## WRITTEN INSTRUCTION:
Reproduce every line in the listing that contains the word "գետի".

───── MATERIAL PROVIDED

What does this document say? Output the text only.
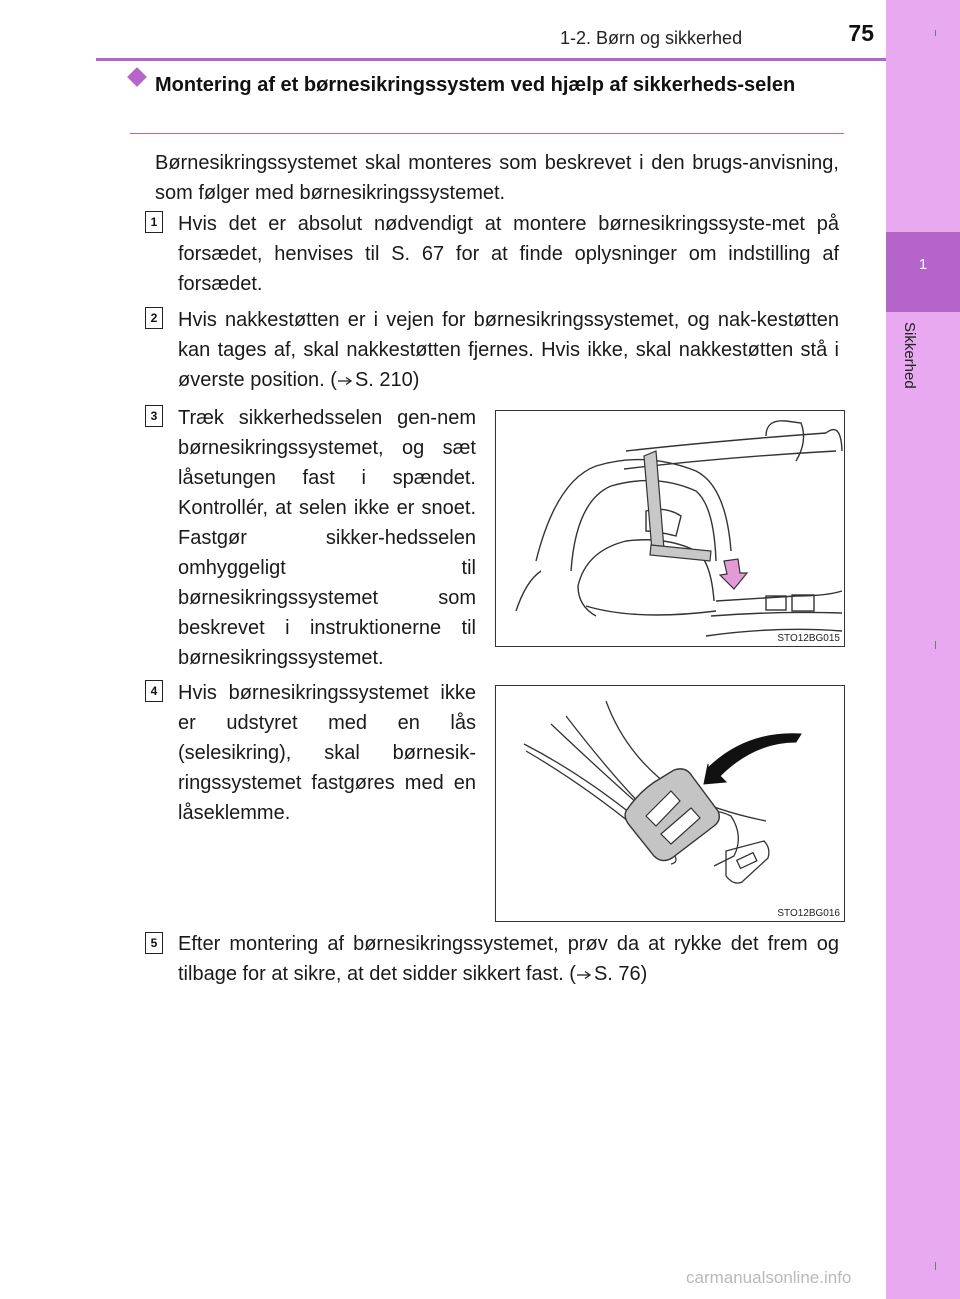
1
Sikkerhed
1-2. Børn og sikkerhed	75
Montering af et børnesikringssystem ved hjælp af sikkerheds-selen

Børnesikringssystemet skal monteres som beskrevet i den brugs-anvisning, som følger med børnesikringssystemet.

1 Hvis det er absolut nødvendigt at montere børnesikringssyste-met på forsædet, henvises til S. 67 for at finde oplysninger om indstilling af forsædet.

2 Hvis nakkestøtten er i vejen for børnesikringssystemet, og nak-kestøtten kan tages af, skal nakkestøtten fjernes. Hvis ikke, skal nakkestøtten stå i øverste position. ( S. 210)

3 Træk sikkerhedsselen gen-nem børnesikringssystemet, og sæt låsetungen fast i spændet. Kontrollér, at selen ikke er snoet. Fastgør sikker-hedsselen omhyggeligt til børnesikringssystemet som beskrevet i instruktionerne til børnesikringssystemet.

STO12BG015
4 Hvis børnesikringssystemet ikke er udstyret med en lås (selesikring), skal børnesik-ringssystemet fastgøres med en låseklemme.

STO12BG016
5 Efter montering af børnesikringssystemet, prøv da at rykke det frem og tilbage for at sikre, at det sidder sikkert fast. ( S. 76)

carmanualsonline.info
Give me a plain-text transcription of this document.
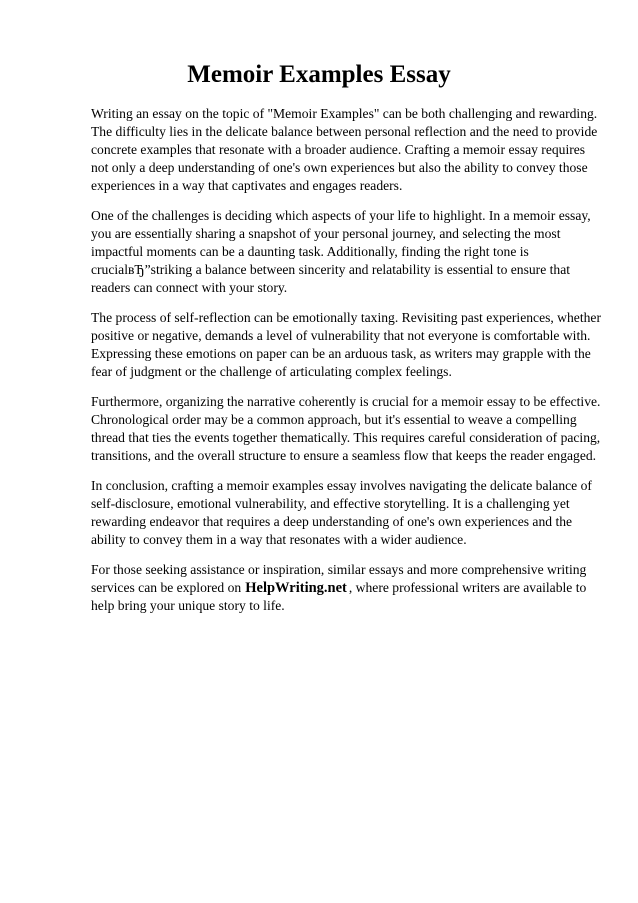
Memoir Examples Essay

Writing an essay on the topic of "Memoir Examples" can be both challenging and rewarding. The difficulty lies in the delicate balance between personal reflection and the need to provide concrete examples that resonate with a broader audience. Crafting a memoir essay requires not only a deep understanding of one's own experiences but also the ability to convey those experiences in a way that captivates and engages readers.

One of the challenges is deciding which aspects of your life to highlight. In a memoir essay, you are essentially sharing a snapshot of your personal journey, and selecting the most impactful moments can be a daunting task. Additionally, finding the right tone is crucialвЂ”striking a balance between sincerity and relatability is essential to ensure that readers can connect with your story.

The process of self-reflection can be emotionally taxing. Revisiting past experiences, whether positive or negative, demands a level of vulnerability that not everyone is comfortable with. Expressing these emotions on paper can be an arduous task, as writers may grapple with the fear of judgment or the challenge of articulating complex feelings.

Furthermore, organizing the narrative coherently is crucial for a memoir essay to be effective. Chronological order may be a common approach, but it's essential to weave a compelling thread that ties the events together thematically. This requires careful consideration of pacing, transitions, and the overall structure to ensure a seamless flow that keeps the reader engaged.

In conclusion, crafting a memoir examples essay involves navigating the delicate balance of self-disclosure, emotional vulnerability, and effective storytelling. It is a challenging yet rewarding endeavor that requires a deep understanding of one's own experiences and the ability to convey them in a way that resonates with a wider audience.

For those seeking assistance or inspiration, similar essays and more comprehensive writing services can be explored on HelpWriting.net , where professional writers are available to help bring your unique story to life.
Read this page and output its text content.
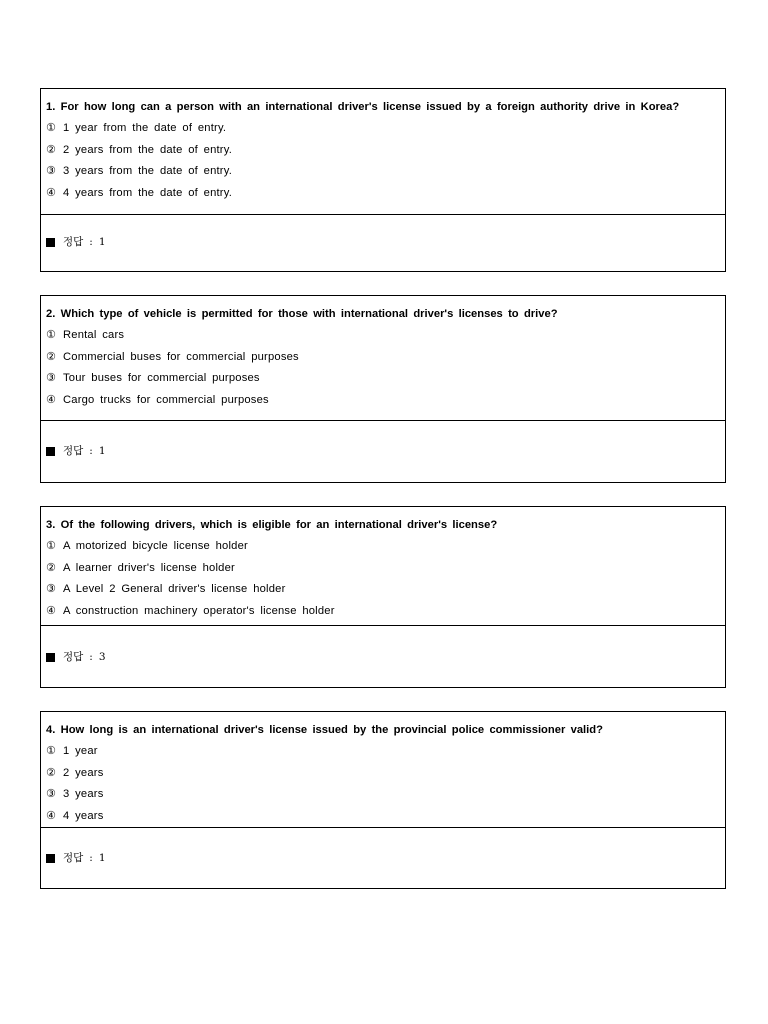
1. For how long can a person with an international driver's license issued by a foreign authority drive in Korea?
① 1 year from the date of entry.
② 2 years from the date of entry.
③ 3 years from the date of entry.
④ 4 years from the date of entry.
정답 : 1
2. Which type of vehicle is permitted for those with international driver's licenses to drive?
① Rental cars
② Commercial buses for commercial purposes
③ Tour buses for commercial purposes
④ Cargo trucks for commercial purposes
정답 : 1
3. Of the following drivers, which is eligible for an international driver's license?
① A motorized bicycle license holder
② A learner driver's license holder
③ A Level 2 General driver's license holder
④ A construction machinery operator's license holder
정답 : 3
4. How long is an international driver's license issued by the provincial police commissioner valid?
① 1 year
② 2 years
③ 3 years
④ 4 years
정답 : 1
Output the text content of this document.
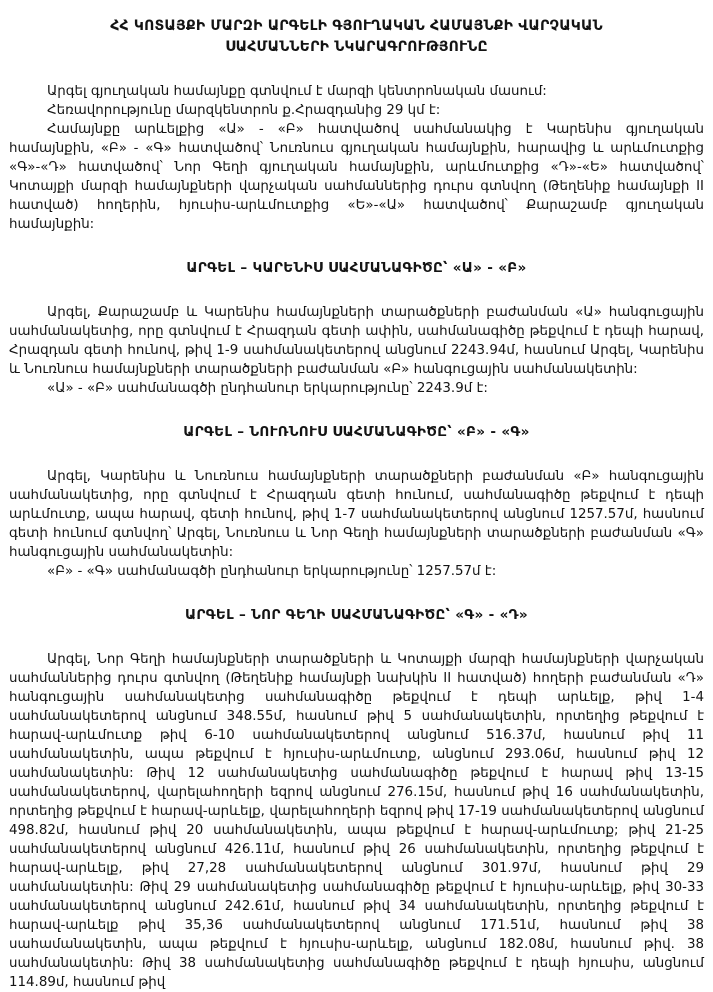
ՀՀ ԿՈՏԱՅՔԻ ՄԱՐԶԻ ԱՐԳԵԼԻ ԳՅՈՒՂԱԿԱՆ ՀԱՄԱՅՆՔԻ ՎԱՐՉԱԿԱՆ
ՍԱՀՄԱՆՆԵՐԻ ՆԿԱՐԱԳՐՈՒԹՅՈՒՆԸ

Արգել գյուղական համայնքը գտնվում է մարզի կենտրոնական մասում:

Հեռավորությունը մարզկենտրոն ք.Հրազդանից 29 կմ է:

Համայնքը արևելքից «Ա» - «Բ» հատվածով սահմանակից է Կարենիս գյուղական համայնքին, «Բ» - «Գ» հատվածով՝ Նուռնուս գյուղական համայնքին, հարավից և արևմուտքից «Գ»-«Դ» հատվածով՝ Նոր Գեղի գյուղական համայնքին, արևմուտքից «Դ»-«Ե» հատվածով՝ Կոտայքի մարզի համայնքների վարչական սահմաններից դուրս գտնվող (Թեղենիք համայնքի II հատված) հողերին, հյուսիս-արևմուտքից «Ե»-«Ա» հատվածով՝ Քարաշամբ գյուղական համայնքին:

ԱՐԳԵԼ – ԿԱՐԵՆԻՍ ՍԱՀՄԱՆԱԳԻԾԸ՝ «Ա» - «Բ»

Արգել, Քարաշամբ և Կարենիս համայնքների տարածքների բաժանման «Ա» հանգուցային սահմանակետից, որը գտնվում է Հրազդան գետի ափին, սահմանագիծը թեքվում է դեպի հարավ, Հրազդան գետի հունով, թիվ 1-9 սահմանակետերով անցնում 2243.94մ, հասնում Արգել, Կարենիս և Նուռնուս համայնքների տարածքների բաժանման «Բ» հանգուցային սահմանակետին:

«Ա» - «Բ» սահմանագծի ընդհանուր երկարությունը՝ 2243.9մ է:

ԱՐԳԵԼ – ՆՈՒՌՆՈՒՍ ՍԱՀՄԱՆԱԳԻԾԸ՝ «Բ» - «Գ»

Արգել, Կարենիս և Նուռնուս համայնքների տարածքների բաժանման «Բ» հանգուցային սահմանակետից, որը գտնվում է Հրազդան գետի հունում, սահմանագիծը թեքվում է դեպի արևմուտք, ապա հարավ, գետի հունով, թիվ 1-7 սահմանակետերով անցնում 1257.57մ, հասնում գետի հունում գտնվող՝ Արգել, Նուռնուս և Նոր Գեղի համայնքների տարածքների բաժանման «Գ» հանգուցային սահմանակետին:

«Բ» - «Գ» սահմանագծի ընդհանուր երկարությունը՝ 1257.57մ է:

ԱՐԳԵԼ – ՆՈՐ ԳԵՂԻ ՍԱՀՄԱՆԱԳԻԾԸ՝ «Գ» - «Դ»

Արգել, Նոր Գեղի համայնքների տարածքների և Կոտայքի մարզի համայնքների վարչական սահմաններից դուրս գտնվող (Թեղենիք համայնքի նախկին II հատված) հողերի բաժանման «Դ» հանգուցային սահմանակետից սահմանագիծը թեքվում է դեպի արևելք, թիվ 1-4 սահմանակետերով անցնում 348.55մ, հասնում թիվ 5 սահմանակետին, որտեղից թեքվում է հարավ-արևմուտք թիվ 6-10 սահմանակետերով անցնում 516.37մ, հասնում թիվ 11 սահմանակետին, ապա թեքվում է հյուսիս-արևմուտք, անցնում 293.06մ, հասնում թիվ 12 սահմանակետին: Թիվ 12 սահմանակետից սահմանագիծը թեքվում է հարավ թիվ 13-15 սահմանակետերով, վարելահողերի եզրով անցնում 276.15մ, հասնում թիվ 16 սահմանակետին, որտեղից թեքվում է հարավ-արևելք, վարելահողերի եզրով թիվ 17-19 սահմանակետերով անցնում 498.82մ, հասնում թիվ 20 սահմանակետին, ապա թեքվում է հարավ-արևմուտք; թիվ 21-25 սահմանակետերով անցնում 426.11մ, հասնում թիվ 26 սահմանակետին, որտեղից թեքվում է հարավ-արևելք, թիվ 27,28 սահմանակետերով անցնում 301.97մ, հասնում թիվ 29 սահմանակետին: Թիվ 29 սահմանակետից սահմանագիծը թեքվում է հյուսիս-արևելք, թիվ 30-33 սահմանակետերով անցնում 242.61մ, հասնում թիվ 34 սահմանակետին, որտեղից թեքվում է հարավ-արևելք թիվ 35,36 սահմանակետերով անցնում 171.51մ, հասնում թիվ 38 սահամանակետին, ապա թեքվում է հյուսիս-արևելք, անցնում 182.08մ, հասնում թիվ. 38 սահմանակետին: Թիվ 38 սահմանակետից սահմանագիծը թեքվում է դեպի հյուսիս, անցնում 114.89մ, հասնում թիվ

──────────

## WRITTEN SOLUTION:
Արգել, Քարաշամբ և Կարենիս համայնքների տարածքների բաժանման «Ա» հանգուցային սահմանակետից, որը գտնվում է Հրազդան գետի ափին, սահմանագիծը թեքվում է դեպի հարավ, Հրազդան գետի հունով, թիվ 1-9 սահմանակետերով անցնում 2243.94մ, հասնում Արգել, Կարենիս և Նուռնուս համայնքների տարածքների բաժանման «Բ» հանգուցային սահմանակետին:
Արգել, Կարենիս և Նուռնուս համայնքների տարածքների բաժանման «Բ» հանգուցային սահմանակետից, որը գտնվում է Հրազդան գետի հունում, սահմանագիծը թեքվում է դեպի արևմուտք, ապա հարավ, գետի հունով, թիվ 1-7 սահմանակետերով անցնում 1257.57մ, հասնում գետի հունում գտնվող՝ Արգել, Նուռնուս և Նոր Գեղի համայնքների տարածքների բաժանման «Գ» հանգուցային սահմանակետին:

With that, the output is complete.